● TASK
Check every line below for the word "Título" and copy each one that has it.

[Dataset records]

========================

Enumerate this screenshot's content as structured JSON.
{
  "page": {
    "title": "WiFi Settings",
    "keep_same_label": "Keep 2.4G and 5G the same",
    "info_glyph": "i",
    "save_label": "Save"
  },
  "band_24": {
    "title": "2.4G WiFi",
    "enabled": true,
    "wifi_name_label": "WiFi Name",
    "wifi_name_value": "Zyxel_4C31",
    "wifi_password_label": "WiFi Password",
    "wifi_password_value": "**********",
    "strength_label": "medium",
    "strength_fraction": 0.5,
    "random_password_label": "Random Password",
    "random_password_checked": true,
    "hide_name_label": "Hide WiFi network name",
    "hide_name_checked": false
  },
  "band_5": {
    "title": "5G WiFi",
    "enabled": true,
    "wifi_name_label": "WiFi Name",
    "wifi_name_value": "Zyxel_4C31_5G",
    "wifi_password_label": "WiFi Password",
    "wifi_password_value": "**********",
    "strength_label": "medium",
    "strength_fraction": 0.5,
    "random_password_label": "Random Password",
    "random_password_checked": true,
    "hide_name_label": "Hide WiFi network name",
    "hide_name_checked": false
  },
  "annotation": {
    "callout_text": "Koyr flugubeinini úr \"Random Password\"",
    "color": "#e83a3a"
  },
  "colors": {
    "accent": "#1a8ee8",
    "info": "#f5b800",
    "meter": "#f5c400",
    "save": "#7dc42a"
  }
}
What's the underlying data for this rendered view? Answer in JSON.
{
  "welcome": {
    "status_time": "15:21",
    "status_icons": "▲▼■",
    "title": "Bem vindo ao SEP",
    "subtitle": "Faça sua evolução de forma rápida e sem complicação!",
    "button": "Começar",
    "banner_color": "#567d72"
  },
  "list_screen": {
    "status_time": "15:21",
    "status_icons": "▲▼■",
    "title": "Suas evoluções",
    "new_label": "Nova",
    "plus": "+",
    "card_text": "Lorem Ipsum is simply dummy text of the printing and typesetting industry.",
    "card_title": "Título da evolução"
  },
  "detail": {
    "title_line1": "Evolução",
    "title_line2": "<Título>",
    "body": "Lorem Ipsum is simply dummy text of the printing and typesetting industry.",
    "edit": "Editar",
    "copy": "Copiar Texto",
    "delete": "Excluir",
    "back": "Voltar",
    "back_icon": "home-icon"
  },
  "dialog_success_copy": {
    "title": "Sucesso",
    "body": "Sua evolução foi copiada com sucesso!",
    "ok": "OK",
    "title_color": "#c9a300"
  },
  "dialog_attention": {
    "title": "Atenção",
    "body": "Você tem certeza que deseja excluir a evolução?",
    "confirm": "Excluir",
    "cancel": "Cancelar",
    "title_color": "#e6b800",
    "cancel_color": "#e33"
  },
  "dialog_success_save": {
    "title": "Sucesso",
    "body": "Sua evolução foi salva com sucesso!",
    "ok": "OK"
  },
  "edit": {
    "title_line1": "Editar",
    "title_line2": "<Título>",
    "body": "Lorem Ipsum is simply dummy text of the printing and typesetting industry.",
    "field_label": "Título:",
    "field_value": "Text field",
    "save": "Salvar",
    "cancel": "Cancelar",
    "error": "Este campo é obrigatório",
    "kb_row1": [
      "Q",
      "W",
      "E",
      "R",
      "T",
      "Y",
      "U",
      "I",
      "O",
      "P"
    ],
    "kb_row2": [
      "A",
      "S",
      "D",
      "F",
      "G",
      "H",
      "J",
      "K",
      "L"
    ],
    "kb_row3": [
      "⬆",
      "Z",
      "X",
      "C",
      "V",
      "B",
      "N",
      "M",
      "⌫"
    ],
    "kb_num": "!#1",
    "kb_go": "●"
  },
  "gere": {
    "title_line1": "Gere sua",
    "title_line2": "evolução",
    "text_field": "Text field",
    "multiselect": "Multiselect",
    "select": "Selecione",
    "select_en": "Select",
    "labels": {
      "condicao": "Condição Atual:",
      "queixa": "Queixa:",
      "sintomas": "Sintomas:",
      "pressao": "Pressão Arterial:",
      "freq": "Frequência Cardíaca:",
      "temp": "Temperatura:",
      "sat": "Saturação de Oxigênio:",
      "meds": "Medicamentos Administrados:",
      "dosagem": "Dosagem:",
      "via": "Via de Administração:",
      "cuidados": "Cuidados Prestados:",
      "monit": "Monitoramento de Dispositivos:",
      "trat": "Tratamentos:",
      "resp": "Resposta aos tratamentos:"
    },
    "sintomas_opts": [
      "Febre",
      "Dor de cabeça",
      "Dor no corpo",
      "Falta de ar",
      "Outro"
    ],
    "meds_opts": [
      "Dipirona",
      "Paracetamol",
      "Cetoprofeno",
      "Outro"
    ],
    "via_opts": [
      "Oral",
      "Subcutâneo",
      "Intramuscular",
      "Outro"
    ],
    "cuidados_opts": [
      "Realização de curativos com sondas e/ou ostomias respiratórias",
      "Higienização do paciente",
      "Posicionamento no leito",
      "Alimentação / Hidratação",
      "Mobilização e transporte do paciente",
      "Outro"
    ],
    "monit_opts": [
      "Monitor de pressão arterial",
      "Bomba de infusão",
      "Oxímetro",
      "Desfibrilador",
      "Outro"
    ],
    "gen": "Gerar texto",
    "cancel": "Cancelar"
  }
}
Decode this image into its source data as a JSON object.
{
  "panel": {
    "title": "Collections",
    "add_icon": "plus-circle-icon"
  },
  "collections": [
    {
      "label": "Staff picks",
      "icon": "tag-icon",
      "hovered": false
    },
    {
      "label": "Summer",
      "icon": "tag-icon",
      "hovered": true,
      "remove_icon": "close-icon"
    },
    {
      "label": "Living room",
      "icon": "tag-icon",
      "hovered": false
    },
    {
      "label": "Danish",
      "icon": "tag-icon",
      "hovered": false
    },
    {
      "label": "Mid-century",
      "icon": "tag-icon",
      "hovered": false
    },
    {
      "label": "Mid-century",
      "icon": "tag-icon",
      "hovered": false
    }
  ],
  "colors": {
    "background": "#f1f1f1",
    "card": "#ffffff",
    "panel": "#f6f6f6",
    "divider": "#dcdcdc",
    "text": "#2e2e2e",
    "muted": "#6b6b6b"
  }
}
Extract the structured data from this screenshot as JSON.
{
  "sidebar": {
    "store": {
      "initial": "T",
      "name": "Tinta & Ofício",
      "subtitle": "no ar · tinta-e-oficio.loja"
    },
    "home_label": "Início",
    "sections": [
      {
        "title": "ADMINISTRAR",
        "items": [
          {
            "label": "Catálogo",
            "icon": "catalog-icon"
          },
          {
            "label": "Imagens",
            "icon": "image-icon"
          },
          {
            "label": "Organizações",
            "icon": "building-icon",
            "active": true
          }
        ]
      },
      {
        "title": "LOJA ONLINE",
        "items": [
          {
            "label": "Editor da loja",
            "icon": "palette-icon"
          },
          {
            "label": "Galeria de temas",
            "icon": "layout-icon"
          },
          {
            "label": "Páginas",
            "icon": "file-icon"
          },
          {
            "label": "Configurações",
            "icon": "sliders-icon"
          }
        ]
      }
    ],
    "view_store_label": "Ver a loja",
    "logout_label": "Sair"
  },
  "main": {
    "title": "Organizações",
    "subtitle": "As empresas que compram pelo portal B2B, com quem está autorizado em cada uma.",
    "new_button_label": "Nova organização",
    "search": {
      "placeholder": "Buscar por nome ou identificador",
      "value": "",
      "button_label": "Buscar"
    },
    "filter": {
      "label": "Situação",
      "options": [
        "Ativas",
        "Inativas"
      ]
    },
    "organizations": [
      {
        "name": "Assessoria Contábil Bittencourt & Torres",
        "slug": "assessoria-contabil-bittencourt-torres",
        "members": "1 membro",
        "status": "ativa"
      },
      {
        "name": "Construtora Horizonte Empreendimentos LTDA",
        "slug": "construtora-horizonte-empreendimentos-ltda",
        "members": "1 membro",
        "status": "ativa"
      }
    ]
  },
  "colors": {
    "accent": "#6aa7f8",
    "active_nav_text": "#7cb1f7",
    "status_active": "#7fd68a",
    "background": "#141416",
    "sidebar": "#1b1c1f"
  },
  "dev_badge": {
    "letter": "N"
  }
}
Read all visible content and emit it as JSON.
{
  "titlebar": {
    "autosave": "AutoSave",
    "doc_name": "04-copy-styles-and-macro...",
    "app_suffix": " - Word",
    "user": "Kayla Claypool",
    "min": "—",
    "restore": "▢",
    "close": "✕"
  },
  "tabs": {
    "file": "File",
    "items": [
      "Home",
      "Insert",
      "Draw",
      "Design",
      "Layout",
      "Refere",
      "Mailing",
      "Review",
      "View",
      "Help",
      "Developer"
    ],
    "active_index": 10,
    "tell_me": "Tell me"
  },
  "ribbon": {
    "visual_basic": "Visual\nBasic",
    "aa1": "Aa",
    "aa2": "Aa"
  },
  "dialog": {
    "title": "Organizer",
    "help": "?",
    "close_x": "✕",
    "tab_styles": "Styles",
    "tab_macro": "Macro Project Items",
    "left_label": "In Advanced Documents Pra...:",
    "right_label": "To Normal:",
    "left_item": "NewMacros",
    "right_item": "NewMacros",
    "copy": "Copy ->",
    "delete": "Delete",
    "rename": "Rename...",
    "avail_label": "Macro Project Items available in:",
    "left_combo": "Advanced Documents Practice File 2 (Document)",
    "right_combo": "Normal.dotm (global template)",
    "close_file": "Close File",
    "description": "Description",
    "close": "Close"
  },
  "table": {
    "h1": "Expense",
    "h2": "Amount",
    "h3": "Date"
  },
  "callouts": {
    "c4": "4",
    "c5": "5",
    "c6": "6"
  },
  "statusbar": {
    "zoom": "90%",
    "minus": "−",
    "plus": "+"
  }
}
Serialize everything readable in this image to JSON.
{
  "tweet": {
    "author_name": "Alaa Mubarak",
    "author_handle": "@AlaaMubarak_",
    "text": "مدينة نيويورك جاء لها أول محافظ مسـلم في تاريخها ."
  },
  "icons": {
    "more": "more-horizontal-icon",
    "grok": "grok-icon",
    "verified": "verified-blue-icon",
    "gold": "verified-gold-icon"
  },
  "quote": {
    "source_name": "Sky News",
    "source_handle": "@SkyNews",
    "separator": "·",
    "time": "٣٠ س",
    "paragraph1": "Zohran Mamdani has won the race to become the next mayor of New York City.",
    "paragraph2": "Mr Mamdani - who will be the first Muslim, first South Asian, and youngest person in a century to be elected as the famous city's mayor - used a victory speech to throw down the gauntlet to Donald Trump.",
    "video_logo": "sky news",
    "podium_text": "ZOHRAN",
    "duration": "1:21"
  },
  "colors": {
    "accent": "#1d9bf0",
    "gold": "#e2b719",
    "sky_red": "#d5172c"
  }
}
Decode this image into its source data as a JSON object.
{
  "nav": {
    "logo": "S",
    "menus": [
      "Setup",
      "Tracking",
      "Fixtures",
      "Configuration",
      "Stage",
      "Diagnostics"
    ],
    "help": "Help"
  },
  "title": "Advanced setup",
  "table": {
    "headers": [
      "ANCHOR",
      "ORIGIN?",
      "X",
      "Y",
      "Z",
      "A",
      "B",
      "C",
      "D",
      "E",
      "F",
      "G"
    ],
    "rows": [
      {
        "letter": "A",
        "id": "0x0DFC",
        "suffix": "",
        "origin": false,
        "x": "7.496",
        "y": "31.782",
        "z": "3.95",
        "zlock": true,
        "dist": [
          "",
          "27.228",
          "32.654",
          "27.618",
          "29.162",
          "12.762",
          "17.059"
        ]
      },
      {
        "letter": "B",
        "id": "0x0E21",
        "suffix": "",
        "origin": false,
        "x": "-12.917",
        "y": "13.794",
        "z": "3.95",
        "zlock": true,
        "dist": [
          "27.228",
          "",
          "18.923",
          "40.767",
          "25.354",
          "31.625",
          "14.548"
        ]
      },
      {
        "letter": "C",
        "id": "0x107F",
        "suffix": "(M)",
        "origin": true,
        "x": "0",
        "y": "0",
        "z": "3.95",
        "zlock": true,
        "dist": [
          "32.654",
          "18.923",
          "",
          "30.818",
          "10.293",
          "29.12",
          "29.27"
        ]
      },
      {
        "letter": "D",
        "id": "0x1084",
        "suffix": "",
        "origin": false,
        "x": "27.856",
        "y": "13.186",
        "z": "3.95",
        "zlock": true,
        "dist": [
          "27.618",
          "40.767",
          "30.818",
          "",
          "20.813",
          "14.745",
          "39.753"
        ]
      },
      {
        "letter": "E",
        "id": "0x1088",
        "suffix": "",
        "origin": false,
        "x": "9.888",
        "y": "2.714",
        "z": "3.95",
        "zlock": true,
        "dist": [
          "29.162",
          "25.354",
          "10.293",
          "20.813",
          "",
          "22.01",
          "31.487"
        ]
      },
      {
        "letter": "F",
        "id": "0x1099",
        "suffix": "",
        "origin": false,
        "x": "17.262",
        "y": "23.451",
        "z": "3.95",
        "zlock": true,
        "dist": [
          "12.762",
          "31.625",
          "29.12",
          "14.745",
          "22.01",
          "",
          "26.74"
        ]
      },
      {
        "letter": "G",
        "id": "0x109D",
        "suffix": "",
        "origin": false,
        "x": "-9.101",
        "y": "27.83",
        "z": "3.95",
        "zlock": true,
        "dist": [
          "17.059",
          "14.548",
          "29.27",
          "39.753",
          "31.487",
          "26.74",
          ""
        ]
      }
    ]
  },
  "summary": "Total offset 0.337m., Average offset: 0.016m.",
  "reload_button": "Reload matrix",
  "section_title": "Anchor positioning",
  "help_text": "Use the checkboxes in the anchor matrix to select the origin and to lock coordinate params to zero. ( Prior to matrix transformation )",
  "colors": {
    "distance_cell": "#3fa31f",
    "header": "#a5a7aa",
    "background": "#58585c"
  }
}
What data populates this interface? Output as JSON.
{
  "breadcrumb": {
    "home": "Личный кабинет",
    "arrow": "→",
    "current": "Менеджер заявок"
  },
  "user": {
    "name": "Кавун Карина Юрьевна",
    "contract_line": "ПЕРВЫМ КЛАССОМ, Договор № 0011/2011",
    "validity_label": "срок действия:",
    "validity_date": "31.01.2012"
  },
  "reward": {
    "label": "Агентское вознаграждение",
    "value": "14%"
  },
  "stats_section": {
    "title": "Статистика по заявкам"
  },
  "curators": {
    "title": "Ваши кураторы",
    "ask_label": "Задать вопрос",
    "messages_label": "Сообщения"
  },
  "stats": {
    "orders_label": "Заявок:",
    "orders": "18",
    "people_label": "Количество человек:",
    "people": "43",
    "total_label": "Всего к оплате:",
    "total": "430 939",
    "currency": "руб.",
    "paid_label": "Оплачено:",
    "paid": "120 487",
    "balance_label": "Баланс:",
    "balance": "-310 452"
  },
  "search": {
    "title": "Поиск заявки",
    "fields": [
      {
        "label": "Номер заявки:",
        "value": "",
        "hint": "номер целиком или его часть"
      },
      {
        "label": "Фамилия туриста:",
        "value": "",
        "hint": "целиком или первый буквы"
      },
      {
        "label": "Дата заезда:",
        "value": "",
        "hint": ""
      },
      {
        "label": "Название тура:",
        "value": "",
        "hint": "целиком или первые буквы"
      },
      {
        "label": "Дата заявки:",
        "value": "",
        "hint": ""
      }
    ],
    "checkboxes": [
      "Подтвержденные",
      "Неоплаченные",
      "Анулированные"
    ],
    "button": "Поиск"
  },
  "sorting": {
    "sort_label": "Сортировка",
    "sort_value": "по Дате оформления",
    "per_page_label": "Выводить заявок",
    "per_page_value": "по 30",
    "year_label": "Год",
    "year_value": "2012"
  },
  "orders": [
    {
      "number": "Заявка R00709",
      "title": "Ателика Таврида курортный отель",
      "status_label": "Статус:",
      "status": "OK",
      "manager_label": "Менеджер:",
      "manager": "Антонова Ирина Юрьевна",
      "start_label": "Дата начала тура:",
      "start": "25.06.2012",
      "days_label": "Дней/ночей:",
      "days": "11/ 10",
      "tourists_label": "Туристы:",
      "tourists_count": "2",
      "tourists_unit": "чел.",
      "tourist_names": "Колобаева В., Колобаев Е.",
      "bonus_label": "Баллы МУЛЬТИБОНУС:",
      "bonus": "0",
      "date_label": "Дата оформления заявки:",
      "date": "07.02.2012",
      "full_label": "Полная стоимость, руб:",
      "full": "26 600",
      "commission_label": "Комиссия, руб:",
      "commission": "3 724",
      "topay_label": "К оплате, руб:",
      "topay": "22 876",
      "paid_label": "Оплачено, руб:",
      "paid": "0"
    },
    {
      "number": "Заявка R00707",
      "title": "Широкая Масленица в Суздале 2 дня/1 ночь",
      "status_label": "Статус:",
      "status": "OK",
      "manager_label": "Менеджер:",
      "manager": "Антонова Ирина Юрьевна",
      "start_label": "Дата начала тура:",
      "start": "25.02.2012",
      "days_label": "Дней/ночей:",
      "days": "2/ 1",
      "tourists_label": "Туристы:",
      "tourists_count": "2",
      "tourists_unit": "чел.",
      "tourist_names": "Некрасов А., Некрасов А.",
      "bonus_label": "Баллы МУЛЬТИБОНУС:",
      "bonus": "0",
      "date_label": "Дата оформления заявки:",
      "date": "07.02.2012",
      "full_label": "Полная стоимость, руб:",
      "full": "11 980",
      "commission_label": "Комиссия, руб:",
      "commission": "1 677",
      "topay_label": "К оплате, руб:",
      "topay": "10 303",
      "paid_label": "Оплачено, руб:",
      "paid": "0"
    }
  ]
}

========================

● TASK SOLUTION
    "card_title": "Título da evolução"
    "title_line2": "<Título>",
    "title_line2": "<Título>",
    "field_label": "Título:",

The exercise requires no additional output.